# [SUPPLIED MATERIAL]
________

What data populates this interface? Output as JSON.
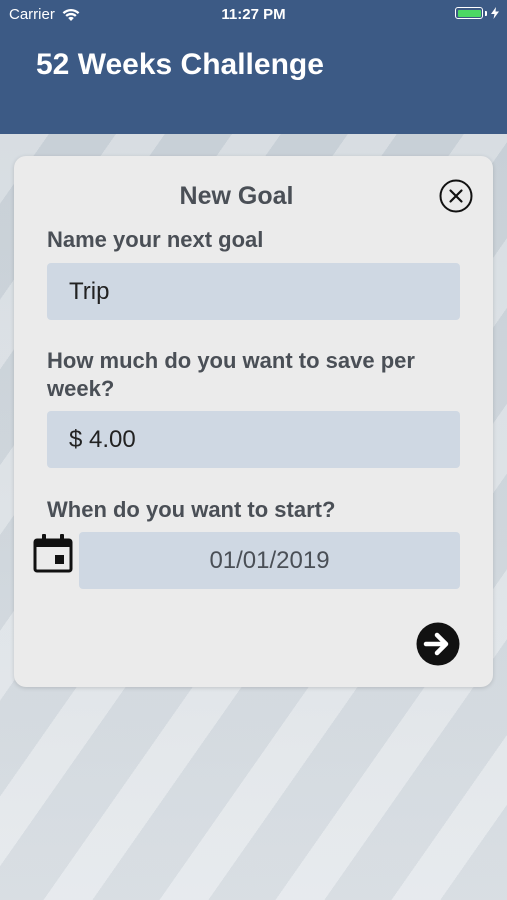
{
  "status_bar": {
    "carrier": "Carrier",
    "time": "11:27 PM",
    "wifi_icon": "wifi-icon",
    "battery_icon": "battery-icon",
    "charging_icon": "bolt-icon",
    "battery_color": "#4cd964"
  },
  "header": {
    "title": "52 Weeks Challenge",
    "background_color": "#3c5a85"
  },
  "dialog": {
    "title": "New Goal",
    "close_icon": "close-circle-icon",
    "name_field": {
      "label": "Name your next goal",
      "value": "Trip"
    },
    "amount_field": {
      "label": "How much do you want to save per week?",
      "value": "$ 4.00"
    },
    "start_field": {
      "label": "When do you want to start?",
      "calendar_icon": "calendar-icon",
      "value": "01/01/2019"
    },
    "next_icon": "arrow-right-circle-icon"
  }
}
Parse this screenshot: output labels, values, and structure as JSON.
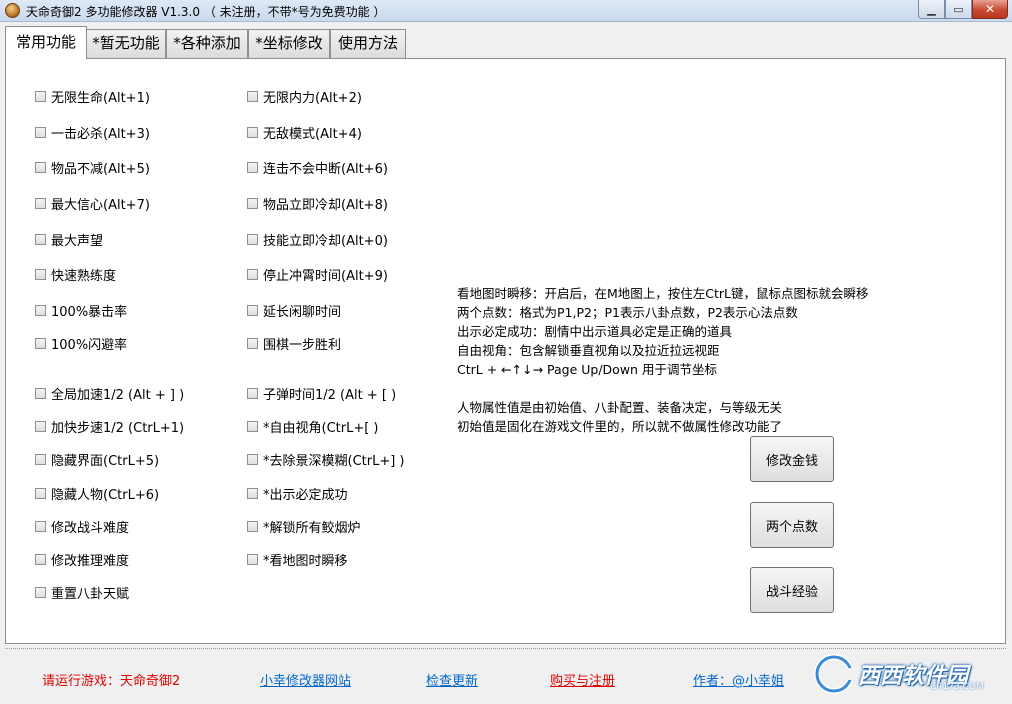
{
  "window": {
    "title": "天命奇御2 多功能修改器  V1.3.0 （ 未注册，不带*号为免费功能 ）",
    "min_icon": "minimize-icon",
    "max_icon": "maximize-icon",
    "close_icon": "close-icon"
  },
  "tabs": [
    "常用功能",
    "*暂无功能",
    "*各种添加",
    "*坐标修改",
    "使用方法"
  ],
  "left_options": [
    "无限生命(Alt+1)",
    "一击必杀(Alt+3)",
    "物品不减(Alt+5)",
    "最大信心(Alt+7)",
    "最大声望",
    "快速熟练度",
    "100%暴击率",
    "100%闪避率",
    "全局加速1/2 (Alt + ] )",
    "加快步速1/2 (CtrL+1)",
    "隐藏界面(CtrL+5)",
    "隐藏人物(CtrL+6)",
    "修改战斗难度",
    "修改推理难度",
    "重置八卦天赋"
  ],
  "right_options": [
    "无限内力(Alt+2)",
    "无敌模式(Alt+4)",
    "连击不会中断(Alt+6)",
    "物品立即冷却(Alt+8)",
    "技能立即冷却(Alt+0)",
    "停止冲霄时间(Alt+9)",
    "延长闲聊时间",
    "围棋一步胜利",
    "子弹时间1/2 (Alt + [ )",
    "*自由视角(CtrL+[ )",
    "*去除景深模糊(CtrL+] )",
    "*出示必定成功",
    "*解锁所有鲛烟炉",
    "*看地图时瞬移"
  ],
  "info_lines": [
    "看地图时瞬移：开启后，在M地图上，按住左CtrL键，鼠标点图标就会瞬移",
    "两个点数：格式为P1,P2；P1表示八卦点数，P2表示心法点数",
    "出示必定成功：剧情中出示道具必定是正确的道具",
    "自由视角：包含解锁垂直视角以及拉近拉远视距",
    "CtrL + ←↑↓→ Page Up/Down 用于调节坐标",
    "人物属性值是由初始值、八卦配置、装备决定，与等级无关",
    "初始值是固化在游戏文件里的，所以就不做属性修改功能了"
  ],
  "buttons": [
    "修改金钱",
    "两个点数",
    "战斗经验"
  ],
  "footer": {
    "status": "请运行游戏：天命奇御2",
    "status_color": "#e00000",
    "site": "小幸修改器网站",
    "update": "检查更新",
    "buy": "购买与注册",
    "author": "作者：@小幸姐",
    "link_color": "#0066cc",
    "buy_color": "#e00000"
  },
  "watermark": {
    "text": "西西软件园",
    "url": "CR173.COM"
  }
}
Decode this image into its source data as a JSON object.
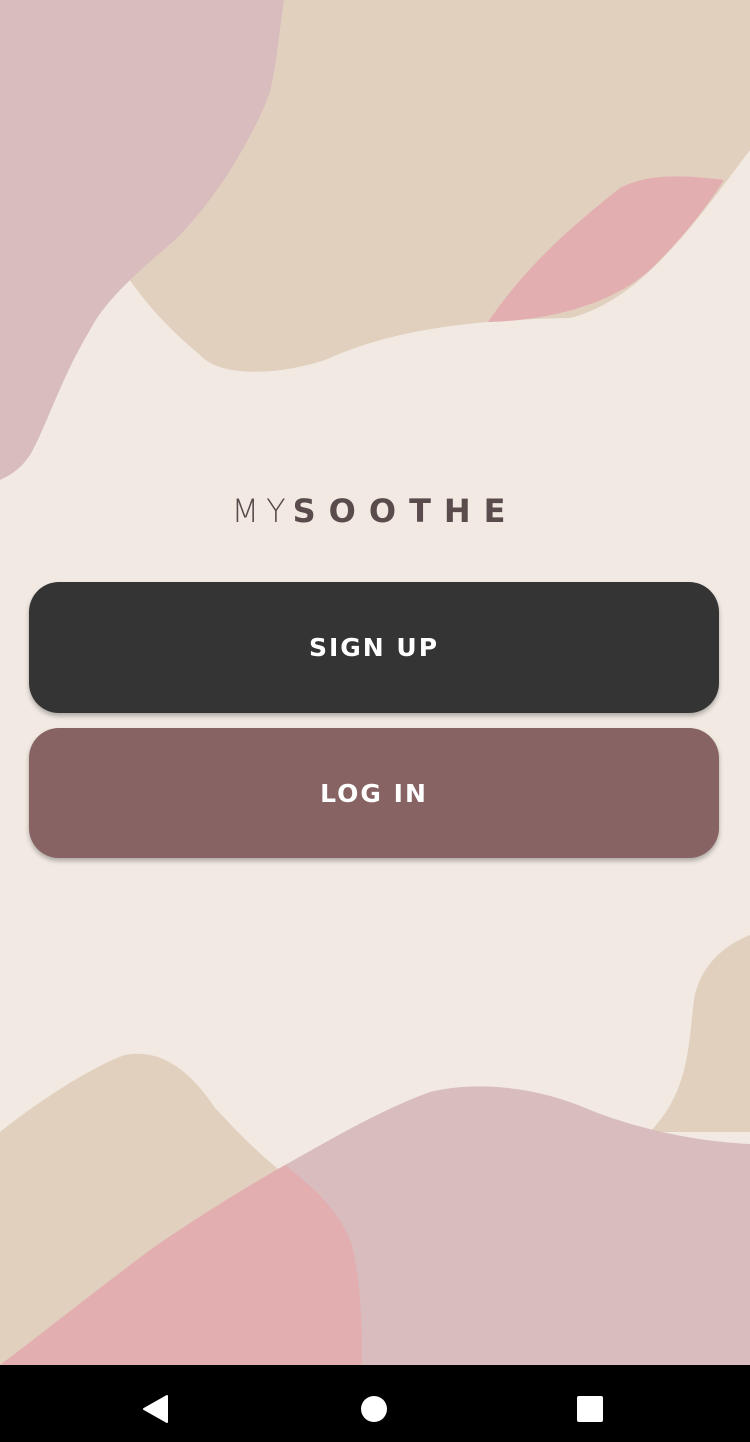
{
  "app": {
    "logo_light": "MY",
    "logo_bold": "SOOTHE"
  },
  "actions": {
    "signup_label": "SIGN UP",
    "login_label": "LOG IN"
  },
  "colors": {
    "background": "#f1e9e2",
    "signup_button": "#343434",
    "login_button": "#886363",
    "logo_text": "#5a4c4c",
    "shape_mauve": "#d8bcbe",
    "shape_beige": "#e2d0bf",
    "shape_pink": "#e2aeb0"
  },
  "system_nav": {
    "back_icon": "triangle-back-icon",
    "home_icon": "circle-home-icon",
    "recents_icon": "square-recents-icon"
  }
}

________

Where a line holds the string "title", copy that line.

# [RESPONSE BELOW]
    "title": "52 Weeks Challenge",
    "title": "New Goal",
    "title": "天命奇御2 多功能修改器  V1.3.0 （ 未注册，不带*号为免费功能 ）",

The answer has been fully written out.